## The exercise:
Every line of the material below must be repeated exactly.

====== Input for this task

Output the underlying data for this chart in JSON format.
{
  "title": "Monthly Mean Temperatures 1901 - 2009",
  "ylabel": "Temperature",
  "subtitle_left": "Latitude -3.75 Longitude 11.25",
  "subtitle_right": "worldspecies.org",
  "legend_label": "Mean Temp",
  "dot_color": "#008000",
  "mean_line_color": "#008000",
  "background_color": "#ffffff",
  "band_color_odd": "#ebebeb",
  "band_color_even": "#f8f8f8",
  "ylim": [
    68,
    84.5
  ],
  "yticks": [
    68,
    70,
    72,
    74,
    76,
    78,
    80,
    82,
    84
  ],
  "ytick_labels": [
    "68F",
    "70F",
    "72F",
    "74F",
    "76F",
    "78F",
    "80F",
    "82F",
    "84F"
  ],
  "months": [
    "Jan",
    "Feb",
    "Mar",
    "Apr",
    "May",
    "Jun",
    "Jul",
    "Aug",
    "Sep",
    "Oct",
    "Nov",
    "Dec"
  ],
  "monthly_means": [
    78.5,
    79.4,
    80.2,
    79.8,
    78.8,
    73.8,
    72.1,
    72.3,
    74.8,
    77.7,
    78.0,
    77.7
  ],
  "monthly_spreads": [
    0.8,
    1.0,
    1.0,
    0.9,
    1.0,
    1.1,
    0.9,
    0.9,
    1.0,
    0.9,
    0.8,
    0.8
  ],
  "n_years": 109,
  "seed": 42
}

============

## Written solution:
Output the underlying data for this chart in JSON format.
{
  "title": "Monthly Mean Temperatures 1901 - 2009",
  "ylabel": "Temperature",
  "subtitle_left": "Latitude -3.75 Longitude 11.25",
  "subtitle_right": "worldspecies.org",
  "legend_label": "Mean Temp",
  "dot_color": "#008000",
  "mean_line_color": "#008000",
  "background_color": "#ffffff",
  "band_color_odd": "#ebebeb",
  "band_color_even": "#f8f8f8",
  "ylim": [
    68,
    84.5
  ],
  "yticks": [
    68,
    70,
    72,
    74,
    76,
    78,
    80,
    82,
    84
  ],
  "ytick_labels": [
    "68F",
    "70F",
    "72F",
    "74F",
    "76F",
    "78F",
    "80F",
    "82F",
    "84F"
  ],
  "months": [
    "Jan",
    "Feb",
    "Mar",
    "Apr",
    "May",
    "Jun",
    "Jul",
    "Aug",
    "Sep",
    "Oct",
    "Nov",
    "Dec"
  ],
  "monthly_means": [
    78.5,
    79.4,
    80.2,
    79.8,
    78.8,
    73.8,
    72.1,
    72.3,
    74.8,
    77.7,
    78.0,
    77.7
  ],
  "monthly_spreads": [
    0.8,
    1.0,
    1.0,
    0.9,
    1.0,
    1.1,
    0.9,
    0.9,
    1.0,
    0.9,
    0.8,
    0.8
  ],
  "n_years": 109,
  "seed": 42
}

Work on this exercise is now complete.